> **DATASET EXTRACT**

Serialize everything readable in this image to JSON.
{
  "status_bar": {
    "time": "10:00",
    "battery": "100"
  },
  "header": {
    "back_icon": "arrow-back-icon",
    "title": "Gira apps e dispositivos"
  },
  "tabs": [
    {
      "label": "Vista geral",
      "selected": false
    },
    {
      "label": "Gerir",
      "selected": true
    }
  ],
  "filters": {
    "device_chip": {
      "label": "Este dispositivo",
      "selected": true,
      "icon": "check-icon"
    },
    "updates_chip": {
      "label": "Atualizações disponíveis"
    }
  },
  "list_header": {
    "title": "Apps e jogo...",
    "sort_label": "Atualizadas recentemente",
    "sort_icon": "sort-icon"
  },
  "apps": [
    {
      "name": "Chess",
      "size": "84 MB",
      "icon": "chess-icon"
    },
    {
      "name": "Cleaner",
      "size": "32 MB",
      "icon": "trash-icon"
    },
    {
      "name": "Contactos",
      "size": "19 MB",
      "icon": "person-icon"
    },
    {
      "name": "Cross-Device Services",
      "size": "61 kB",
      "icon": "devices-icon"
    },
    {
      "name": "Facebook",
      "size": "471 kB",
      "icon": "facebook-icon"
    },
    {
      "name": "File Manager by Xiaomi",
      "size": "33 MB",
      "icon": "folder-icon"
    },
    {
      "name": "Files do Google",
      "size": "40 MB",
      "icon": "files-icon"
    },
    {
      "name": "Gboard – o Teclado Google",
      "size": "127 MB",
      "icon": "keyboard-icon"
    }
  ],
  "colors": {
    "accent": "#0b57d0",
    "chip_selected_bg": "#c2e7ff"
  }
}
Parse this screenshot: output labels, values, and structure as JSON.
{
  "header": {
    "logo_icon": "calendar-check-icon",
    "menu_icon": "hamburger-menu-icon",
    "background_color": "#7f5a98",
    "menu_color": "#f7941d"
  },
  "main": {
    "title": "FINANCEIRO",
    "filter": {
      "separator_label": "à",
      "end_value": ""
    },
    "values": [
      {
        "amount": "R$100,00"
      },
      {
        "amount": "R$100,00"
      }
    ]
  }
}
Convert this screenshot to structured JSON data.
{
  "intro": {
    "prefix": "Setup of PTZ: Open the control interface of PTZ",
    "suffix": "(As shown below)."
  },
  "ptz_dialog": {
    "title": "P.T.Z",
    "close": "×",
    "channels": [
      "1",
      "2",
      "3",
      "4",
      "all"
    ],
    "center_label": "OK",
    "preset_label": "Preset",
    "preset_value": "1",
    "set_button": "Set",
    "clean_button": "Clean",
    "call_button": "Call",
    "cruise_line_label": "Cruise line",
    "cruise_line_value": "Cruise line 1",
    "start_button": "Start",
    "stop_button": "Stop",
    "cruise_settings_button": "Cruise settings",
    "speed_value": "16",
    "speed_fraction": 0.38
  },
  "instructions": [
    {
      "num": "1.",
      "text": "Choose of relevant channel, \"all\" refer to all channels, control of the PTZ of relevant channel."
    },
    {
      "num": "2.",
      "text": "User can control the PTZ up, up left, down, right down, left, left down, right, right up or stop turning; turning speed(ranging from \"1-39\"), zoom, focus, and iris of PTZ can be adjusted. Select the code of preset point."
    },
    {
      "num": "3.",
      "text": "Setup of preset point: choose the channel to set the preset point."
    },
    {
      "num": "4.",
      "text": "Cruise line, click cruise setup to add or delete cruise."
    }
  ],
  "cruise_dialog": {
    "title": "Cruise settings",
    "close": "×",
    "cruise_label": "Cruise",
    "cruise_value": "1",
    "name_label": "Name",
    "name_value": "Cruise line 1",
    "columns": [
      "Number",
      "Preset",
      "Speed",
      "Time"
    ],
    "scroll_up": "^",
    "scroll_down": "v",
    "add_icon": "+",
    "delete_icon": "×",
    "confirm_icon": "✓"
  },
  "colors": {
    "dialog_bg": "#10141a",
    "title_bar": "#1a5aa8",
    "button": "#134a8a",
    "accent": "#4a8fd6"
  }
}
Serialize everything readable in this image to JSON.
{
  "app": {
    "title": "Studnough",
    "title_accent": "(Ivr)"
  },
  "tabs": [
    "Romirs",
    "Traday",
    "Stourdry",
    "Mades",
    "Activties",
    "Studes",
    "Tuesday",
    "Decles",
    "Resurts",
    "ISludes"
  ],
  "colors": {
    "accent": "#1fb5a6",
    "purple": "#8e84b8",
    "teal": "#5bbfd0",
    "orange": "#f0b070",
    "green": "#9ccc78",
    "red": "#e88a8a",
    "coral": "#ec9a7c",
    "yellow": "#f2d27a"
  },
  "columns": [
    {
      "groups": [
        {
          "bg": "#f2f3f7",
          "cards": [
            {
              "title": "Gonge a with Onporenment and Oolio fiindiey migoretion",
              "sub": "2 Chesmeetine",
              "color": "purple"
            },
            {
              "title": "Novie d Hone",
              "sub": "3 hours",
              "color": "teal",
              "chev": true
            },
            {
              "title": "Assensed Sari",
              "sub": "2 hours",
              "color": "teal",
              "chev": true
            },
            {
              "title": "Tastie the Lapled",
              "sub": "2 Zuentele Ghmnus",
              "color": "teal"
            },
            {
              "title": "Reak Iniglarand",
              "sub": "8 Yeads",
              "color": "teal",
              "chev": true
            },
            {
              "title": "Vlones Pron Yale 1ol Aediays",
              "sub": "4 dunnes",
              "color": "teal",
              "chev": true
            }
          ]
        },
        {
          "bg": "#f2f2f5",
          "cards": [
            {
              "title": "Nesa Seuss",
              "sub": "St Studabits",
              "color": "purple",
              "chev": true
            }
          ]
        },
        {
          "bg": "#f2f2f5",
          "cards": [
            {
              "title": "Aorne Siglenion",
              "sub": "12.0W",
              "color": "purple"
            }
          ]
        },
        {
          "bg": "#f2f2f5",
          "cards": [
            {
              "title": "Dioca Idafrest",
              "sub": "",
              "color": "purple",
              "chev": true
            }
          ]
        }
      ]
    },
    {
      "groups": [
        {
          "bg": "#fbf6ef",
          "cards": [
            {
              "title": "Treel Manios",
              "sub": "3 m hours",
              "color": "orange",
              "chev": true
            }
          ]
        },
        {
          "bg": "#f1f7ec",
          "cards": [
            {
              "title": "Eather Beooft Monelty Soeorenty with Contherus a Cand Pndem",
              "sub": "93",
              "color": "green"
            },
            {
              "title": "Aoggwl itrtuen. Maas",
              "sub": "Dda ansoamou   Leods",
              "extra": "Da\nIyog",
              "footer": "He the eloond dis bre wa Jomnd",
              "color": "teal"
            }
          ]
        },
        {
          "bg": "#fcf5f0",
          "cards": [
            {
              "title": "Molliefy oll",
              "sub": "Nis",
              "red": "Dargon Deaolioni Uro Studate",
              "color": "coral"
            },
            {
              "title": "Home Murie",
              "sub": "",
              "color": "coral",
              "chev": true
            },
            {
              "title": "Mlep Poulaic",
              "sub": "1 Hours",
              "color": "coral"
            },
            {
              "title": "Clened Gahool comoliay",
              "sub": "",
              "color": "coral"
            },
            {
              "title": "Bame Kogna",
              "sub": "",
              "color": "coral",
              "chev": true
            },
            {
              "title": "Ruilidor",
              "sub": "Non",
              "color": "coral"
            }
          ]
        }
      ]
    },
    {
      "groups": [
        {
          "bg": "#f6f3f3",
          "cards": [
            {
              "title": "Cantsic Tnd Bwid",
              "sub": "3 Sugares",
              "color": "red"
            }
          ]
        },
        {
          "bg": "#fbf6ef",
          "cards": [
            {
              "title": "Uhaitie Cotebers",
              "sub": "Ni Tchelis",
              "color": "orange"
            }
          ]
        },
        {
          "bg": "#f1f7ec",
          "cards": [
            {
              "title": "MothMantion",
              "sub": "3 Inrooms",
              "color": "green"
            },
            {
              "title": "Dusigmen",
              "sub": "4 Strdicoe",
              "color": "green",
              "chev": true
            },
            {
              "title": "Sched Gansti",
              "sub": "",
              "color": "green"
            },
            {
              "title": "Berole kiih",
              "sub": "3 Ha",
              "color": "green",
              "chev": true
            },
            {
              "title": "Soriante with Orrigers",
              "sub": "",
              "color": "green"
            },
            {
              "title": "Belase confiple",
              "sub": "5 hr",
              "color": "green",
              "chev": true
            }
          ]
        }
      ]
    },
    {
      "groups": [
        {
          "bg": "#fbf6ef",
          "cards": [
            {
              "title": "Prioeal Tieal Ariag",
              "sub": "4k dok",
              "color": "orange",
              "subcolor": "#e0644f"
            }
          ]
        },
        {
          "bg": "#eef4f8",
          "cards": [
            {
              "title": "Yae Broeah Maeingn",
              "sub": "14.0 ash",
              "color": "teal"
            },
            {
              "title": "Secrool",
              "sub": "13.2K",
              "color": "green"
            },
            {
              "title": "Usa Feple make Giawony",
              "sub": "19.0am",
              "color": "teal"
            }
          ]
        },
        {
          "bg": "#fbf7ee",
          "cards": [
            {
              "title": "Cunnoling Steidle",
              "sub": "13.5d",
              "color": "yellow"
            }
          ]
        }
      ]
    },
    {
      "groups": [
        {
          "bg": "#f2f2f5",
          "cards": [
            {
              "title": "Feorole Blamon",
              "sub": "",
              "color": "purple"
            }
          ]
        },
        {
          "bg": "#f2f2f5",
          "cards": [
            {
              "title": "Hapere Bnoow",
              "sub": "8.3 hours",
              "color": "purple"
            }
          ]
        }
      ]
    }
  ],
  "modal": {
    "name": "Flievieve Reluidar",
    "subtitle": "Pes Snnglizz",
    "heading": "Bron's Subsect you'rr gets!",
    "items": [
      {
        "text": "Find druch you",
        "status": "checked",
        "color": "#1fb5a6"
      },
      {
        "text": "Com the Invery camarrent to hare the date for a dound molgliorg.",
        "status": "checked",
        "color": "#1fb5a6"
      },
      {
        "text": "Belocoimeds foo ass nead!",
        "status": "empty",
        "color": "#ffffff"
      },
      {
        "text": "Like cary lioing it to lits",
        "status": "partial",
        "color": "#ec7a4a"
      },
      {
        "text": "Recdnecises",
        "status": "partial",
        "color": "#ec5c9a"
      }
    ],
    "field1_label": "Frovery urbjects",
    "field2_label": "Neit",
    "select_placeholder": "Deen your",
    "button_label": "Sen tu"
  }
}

> **WHAT THE TASK REQUIRES**
Within the material above, find the lines that contain the word "channels"; copy them.

> **SOLUTION TO THIS EXERCISE**
    "channels": [
      "text": "Choose of relevant channel, \"all\" refer to all channels, control of the PTZ of relevant channel."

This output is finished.